Part of a data file
****

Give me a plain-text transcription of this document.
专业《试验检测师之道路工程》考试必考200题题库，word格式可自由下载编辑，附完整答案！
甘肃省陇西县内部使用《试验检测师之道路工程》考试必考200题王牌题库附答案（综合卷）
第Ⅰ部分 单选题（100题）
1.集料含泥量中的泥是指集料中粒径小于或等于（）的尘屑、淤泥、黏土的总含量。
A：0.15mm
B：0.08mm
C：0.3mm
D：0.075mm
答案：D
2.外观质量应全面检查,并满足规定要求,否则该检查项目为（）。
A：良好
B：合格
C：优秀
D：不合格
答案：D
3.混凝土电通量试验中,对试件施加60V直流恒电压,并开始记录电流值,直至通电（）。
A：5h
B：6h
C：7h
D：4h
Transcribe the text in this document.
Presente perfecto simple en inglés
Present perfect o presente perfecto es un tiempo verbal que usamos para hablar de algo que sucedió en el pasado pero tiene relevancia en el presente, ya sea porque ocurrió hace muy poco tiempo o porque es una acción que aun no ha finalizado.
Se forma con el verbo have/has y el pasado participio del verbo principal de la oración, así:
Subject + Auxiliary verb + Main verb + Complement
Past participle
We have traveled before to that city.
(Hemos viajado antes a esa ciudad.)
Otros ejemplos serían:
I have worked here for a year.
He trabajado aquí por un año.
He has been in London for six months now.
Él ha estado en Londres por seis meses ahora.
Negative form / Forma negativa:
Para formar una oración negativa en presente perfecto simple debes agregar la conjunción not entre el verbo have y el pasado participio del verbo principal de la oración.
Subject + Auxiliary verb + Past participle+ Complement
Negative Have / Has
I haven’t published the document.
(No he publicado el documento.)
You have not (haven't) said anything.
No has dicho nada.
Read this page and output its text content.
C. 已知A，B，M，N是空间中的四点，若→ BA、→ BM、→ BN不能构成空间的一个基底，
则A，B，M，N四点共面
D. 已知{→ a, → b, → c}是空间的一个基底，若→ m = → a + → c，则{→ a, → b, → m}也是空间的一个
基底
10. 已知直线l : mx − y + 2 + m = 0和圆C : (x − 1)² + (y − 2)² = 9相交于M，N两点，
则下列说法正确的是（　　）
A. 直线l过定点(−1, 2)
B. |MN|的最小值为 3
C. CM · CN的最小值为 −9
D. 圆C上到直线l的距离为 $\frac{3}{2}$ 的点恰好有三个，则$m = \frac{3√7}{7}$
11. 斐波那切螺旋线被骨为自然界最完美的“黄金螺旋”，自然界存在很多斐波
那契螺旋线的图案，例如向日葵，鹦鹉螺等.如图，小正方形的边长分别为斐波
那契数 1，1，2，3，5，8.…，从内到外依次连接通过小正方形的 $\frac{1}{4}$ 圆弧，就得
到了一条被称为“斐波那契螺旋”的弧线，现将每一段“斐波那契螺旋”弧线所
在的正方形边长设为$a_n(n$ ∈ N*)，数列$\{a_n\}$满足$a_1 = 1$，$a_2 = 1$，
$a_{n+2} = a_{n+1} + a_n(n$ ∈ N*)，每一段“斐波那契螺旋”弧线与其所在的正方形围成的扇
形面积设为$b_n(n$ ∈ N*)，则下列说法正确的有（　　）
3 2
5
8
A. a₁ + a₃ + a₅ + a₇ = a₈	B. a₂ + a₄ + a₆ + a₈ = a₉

****

Instructions to follow = Your task is to quote all of the data word for word.

Solution to this exercise =
Give me a plain-text transcription of this document.
专业《试验检测师之道路工程》考试必考200题题库，word格式可自由下载编辑，附完整答案！
甘肃省陇西县内部使用《试验检测师之道路工程》考试必考200题王牌题库附答案（综合卷）
第Ⅰ部分 单选题（100题）
1.集料含泥量中的泥是指集料中粒径小于或等于（）的尘屑、淤泥、黏土的总含量。
A：0.15mm
B：0.08mm
C：0.3mm
D：0.075mm
答案：D
2.外观质量应全面检查,并满足规定要求,否则该检查项目为（）。
A：良好
B：合格
C：优秀
D：不合格
答案：D
3.混凝土电通量试验中,对试件施加60V直流恒电压,并开始记录电流值,直至通电（）。
A：5h
B：6h
C：7h
D：4h
Transcribe the text in this document.
Presente perfecto simple en inglés
Present perfect o presente perfecto es un tiempo verbal que usamos para hablar de algo que sucedió en el pasado pero tiene relevancia en el presente, ya sea porque ocurrió hace muy poco tiempo o porque es una acción que aun no ha finalizado.
Se forma con el verbo have/has y el pasado participio del verbo principal de la oración, así:
Subject + Auxiliary verb + Main verb + Complement
Past participle
We have traveled before to that city.
(Hemos viajado antes a esa ciudad.)
Otros ejemplos serían:
I have worked here for a year.
He trabajado aquí por un año.
He has been in London for six months now.
Él ha estado en Londres por seis meses ahora.
Negative form / Forma negativa:
Para formar una oración negativa en presente perfecto simple debes agregar la conjunción not entre el verbo have y el pasado participio del verbo principal de la oración.
Subject + Auxiliary verb + Past participle+ Complement
Negative Have / Has
I haven’t published the document.
(No he publicado el documento.)
You have not (haven't) said anything.
No has dicho nada.
Read this page and output its text content.
C. 已知A，B，M，N是空间中的四点，若→ BA、→ BM、→ BN不能构成空间的一个基底，
则A，B，M，N四点共面
D. 已知{→ a, → b, → c}是空间的一个基底，若→ m = → a + → c，则{→ a, → b, → m}也是空间的一个
基底
10. 已知直线l : mx − y + 2 + m = 0和圆C : (x − 1)² + (y − 2)² = 9相交于M，N两点，
则下列说法正确的是（　　）
A. 直线l过定点(−1, 2)
B. |MN|的最小值为 3
C. CM · CN的最小值为 −9
D. 圆C上到直线l的距离为 $\frac{3}{2}$ 的点恰好有三个，则$m = \frac{3√7}{7}$
11. 斐波那切螺旋线被骨为自然界最完美的“黄金螺旋”，自然界存在很多斐波
那契螺旋线的图案，例如向日葵，鹦鹉螺等.如图，小正方形的边长分别为斐波
那契数 1，1，2，3，5，8.…，从内到外依次连接通过小正方形的 $\frac{1}{4}$ 圆弧，就得
到了一条被称为“斐波那契螺旋”的弧线，现将每一段“斐波那契螺旋”弧线所
在的正方形边长设为$a_n(n$ ∈ N*)，数列$\{a_n\}$满足$a_1 = 1$，$a_2 = 1$，
$a_{n+2} = a_{n+1} + a_n(n$ ∈ N*)，每一段“斐波那契螺旋”弧线与其所在的正方形围成的扇
形面积设为$b_n(n$ ∈ N*)，则下列说法正确的有（　　）
3 2
5
8
A. a₁ + a₃ + a₅ + a₇ = a₈	B. a₂ + a₄ + a₆ + a₈ = a₉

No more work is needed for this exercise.